What to produce:
Transcribe the listing word for word.

Source records:
··········
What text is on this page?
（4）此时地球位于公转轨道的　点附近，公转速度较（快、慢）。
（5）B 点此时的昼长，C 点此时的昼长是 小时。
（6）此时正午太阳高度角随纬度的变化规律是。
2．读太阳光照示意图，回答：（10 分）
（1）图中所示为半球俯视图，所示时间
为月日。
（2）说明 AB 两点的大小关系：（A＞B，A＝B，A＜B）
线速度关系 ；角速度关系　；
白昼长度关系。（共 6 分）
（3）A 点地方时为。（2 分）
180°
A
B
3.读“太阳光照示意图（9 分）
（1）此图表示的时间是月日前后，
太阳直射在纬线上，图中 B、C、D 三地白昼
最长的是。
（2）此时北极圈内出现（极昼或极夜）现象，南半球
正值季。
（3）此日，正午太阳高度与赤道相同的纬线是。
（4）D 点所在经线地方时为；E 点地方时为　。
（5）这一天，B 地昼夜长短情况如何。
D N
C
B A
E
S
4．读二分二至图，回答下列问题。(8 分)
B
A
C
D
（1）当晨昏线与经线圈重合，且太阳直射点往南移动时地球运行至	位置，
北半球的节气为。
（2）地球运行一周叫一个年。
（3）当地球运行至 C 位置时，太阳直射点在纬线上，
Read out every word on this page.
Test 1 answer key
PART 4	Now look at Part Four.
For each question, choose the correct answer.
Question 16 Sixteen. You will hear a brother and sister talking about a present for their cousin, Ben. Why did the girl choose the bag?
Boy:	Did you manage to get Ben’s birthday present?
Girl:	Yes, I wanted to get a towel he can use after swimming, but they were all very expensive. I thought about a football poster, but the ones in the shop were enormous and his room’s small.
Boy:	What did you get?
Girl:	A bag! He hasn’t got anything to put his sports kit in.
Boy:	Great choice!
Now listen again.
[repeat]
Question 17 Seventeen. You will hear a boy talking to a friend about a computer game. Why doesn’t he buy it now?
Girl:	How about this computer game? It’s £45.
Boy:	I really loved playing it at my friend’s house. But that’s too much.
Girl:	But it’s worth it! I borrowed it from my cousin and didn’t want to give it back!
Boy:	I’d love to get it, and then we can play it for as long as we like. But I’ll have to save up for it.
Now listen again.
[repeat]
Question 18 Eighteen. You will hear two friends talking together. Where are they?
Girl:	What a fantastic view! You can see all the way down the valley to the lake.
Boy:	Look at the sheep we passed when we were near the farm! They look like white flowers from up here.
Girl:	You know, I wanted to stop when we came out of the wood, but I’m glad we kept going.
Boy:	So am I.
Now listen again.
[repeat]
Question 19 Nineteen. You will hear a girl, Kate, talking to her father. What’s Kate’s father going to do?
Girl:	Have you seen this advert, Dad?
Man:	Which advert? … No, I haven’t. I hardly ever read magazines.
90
··········
Final result:
What text is on this page?
（4）此时地球位于公转轨道的　点附近，公转速度较（快、慢）。
（5）B 点此时的昼长，C 点此时的昼长是 小时。
（6）此时正午太阳高度角随纬度的变化规律是。
2．读太阳光照示意图，回答：（10 分）
（1）图中所示为半球俯视图，所示时间
为月日。
（2）说明 AB 两点的大小关系：（A＞B，A＝B，A＜B）
线速度关系 ；角速度关系　；
白昼长度关系。（共 6 分）
（3）A 点地方时为。（2 分）
180°
A
B
3.读“太阳光照示意图（9 分）
（1）此图表示的时间是月日前后，
太阳直射在纬线上，图中 B、C、D 三地白昼
最长的是。
（2）此时北极圈内出现（极昼或极夜）现象，南半球
正值季。
（3）此日，正午太阳高度与赤道相同的纬线是。
（4）D 点所在经线地方时为；E 点地方时为　。
（5）这一天，B 地昼夜长短情况如何。
D N
C
B A
E
S
4．读二分二至图，回答下列问题。(8 分)
B
A
C
D
（1）当晨昏线与经线圈重合，且太阳直射点往南移动时地球运行至	位置，
北半球的节气为。
（2）地球运行一周叫一个年。
（3）当地球运行至 C 位置时，太阳直射点在纬线上，
Read out every word on this page.
Test 1 answer key
PART 4	Now look at Part Four.
For each question, choose the correct answer.
Question 16 Sixteen. You will hear a brother and sister talking about a present for their cousin, Ben. Why did the girl choose the bag?
Boy:	Did you manage to get Ben’s birthday present?
Girl:	Yes, I wanted to get a towel he can use after swimming, but they were all very expensive. I thought about a football poster, but the ones in the shop were enormous and his room’s small.
Boy:	What did you get?
Girl:	A bag! He hasn’t got anything to put his sports kit in.
Boy:	Great choice!
Now listen again.
[repeat]
Question 17 Seventeen. You will hear a boy talking to a friend about a computer game. Why doesn’t he buy it now?
Girl:	How about this computer game? It’s £45.
Boy:	I really loved playing it at my friend’s house. But that’s too much.
Girl:	But it’s worth it! I borrowed it from my cousin and didn’t want to give it back!
Boy:	I’d love to get it, and then we can play it for as long as we like. But I’ll have to save up for it.
Now listen again.
[repeat]
Question 18 Eighteen. You will hear two friends talking together. Where are they?
Girl:	What a fantastic view! You can see all the way down the valley to the lake.
Boy:	Look at the sheep we passed when we were near the farm! They look like white flowers from up here.
Girl:	You know, I wanted to stop when we came out of the wood, but I’m glad we kept going.
Boy:	So am I.
Now listen again.
[repeat]
Question 19 Nineteen. You will hear a girl, Kate, talking to her father. What’s Kate’s father going to do?
Girl:	Have you seen this advert, Dad?
Man:	Which advert? … No, I haven’t. I hardly ever read magazines.
90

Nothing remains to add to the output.